§ **Task instructions**
Every record below should be written out exactly; pictures stay out.

* start Input rows *

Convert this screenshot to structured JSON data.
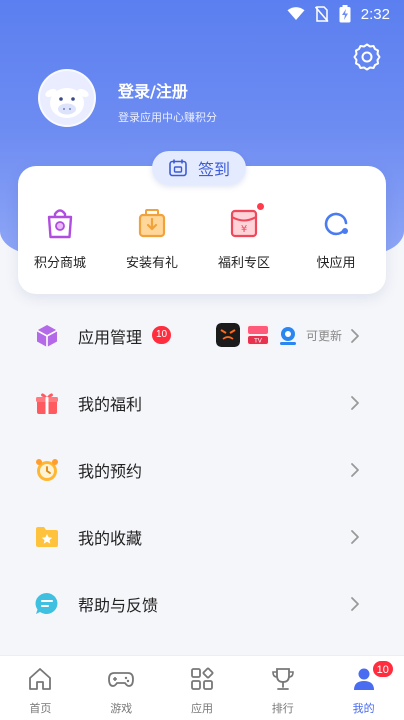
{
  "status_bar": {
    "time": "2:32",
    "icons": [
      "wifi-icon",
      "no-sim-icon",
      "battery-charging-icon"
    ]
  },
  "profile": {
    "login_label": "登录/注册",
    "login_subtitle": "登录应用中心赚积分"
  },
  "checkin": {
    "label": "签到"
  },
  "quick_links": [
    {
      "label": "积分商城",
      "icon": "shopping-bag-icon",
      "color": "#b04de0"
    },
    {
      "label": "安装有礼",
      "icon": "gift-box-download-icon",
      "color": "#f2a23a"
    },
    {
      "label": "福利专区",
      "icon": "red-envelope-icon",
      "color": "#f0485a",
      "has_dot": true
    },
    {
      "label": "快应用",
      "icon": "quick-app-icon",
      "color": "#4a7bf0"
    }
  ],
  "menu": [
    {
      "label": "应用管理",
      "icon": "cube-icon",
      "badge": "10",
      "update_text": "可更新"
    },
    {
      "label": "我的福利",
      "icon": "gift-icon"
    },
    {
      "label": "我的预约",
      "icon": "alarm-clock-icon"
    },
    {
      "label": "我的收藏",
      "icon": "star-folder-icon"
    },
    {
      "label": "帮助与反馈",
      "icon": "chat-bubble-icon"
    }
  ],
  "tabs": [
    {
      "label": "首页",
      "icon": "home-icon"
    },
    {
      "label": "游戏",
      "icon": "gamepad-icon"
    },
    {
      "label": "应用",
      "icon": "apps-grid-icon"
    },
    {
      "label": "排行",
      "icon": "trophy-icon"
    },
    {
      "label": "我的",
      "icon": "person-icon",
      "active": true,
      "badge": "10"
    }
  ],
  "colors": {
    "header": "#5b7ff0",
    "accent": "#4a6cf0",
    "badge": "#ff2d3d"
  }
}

* end Input rows *

§ **Full response**
Convert this screenshot to structured JSON data.
{
  "status_bar": {
    "time": "2:32",
    "icons": [
      "wifi-icon",
      "no-sim-icon",
      "battery-charging-icon"
    ]
  },
  "profile": {
    "login_label": "登录/注册",
    "login_subtitle": "登录应用中心赚积分"
  },
  "checkin": {
    "label": "签到"
  },
  "quick_links": [
    {
      "label": "积分商城",
      "icon": "shopping-bag-icon",
      "color": "#b04de0"
    },
    {
      "label": "安装有礼",
      "icon": "gift-box-download-icon",
      "color": "#f2a23a"
    },
    {
      "label": "福利专区",
      "icon": "red-envelope-icon",
      "color": "#f0485a",
      "has_dot": true
    },
    {
      "label": "快应用",
      "icon": "quick-app-icon",
      "color": "#4a7bf0"
    }
  ],
  "menu": [
    {
      "label": "应用管理",
      "icon": "cube-icon",
      "badge": "10",
      "update_text": "可更新"
    },
    {
      "label": "我的福利",
      "icon": "gift-icon"
    },
    {
      "label": "我的预约",
      "icon": "alarm-clock-icon"
    },
    {
      "label": "我的收藏",
      "icon": "star-folder-icon"
    },
    {
      "label": "帮助与反馈",
      "icon": "chat-bubble-icon"
    }
  ],
  "tabs": [
    {
      "label": "首页",
      "icon": "home-icon"
    },
    {
      "label": "游戏",
      "icon": "gamepad-icon"
    },
    {
      "label": "应用",
      "icon": "apps-grid-icon"
    },
    {
      "label": "排行",
      "icon": "trophy-icon"
    },
    {
      "label": "我的",
      "icon": "person-icon",
      "active": true,
      "badge": "10"
    }
  ],
  "colors": {
    "header": "#5b7ff0",
    "accent": "#4a6cf0",
    "badge": "#ff2d3d"
  }
}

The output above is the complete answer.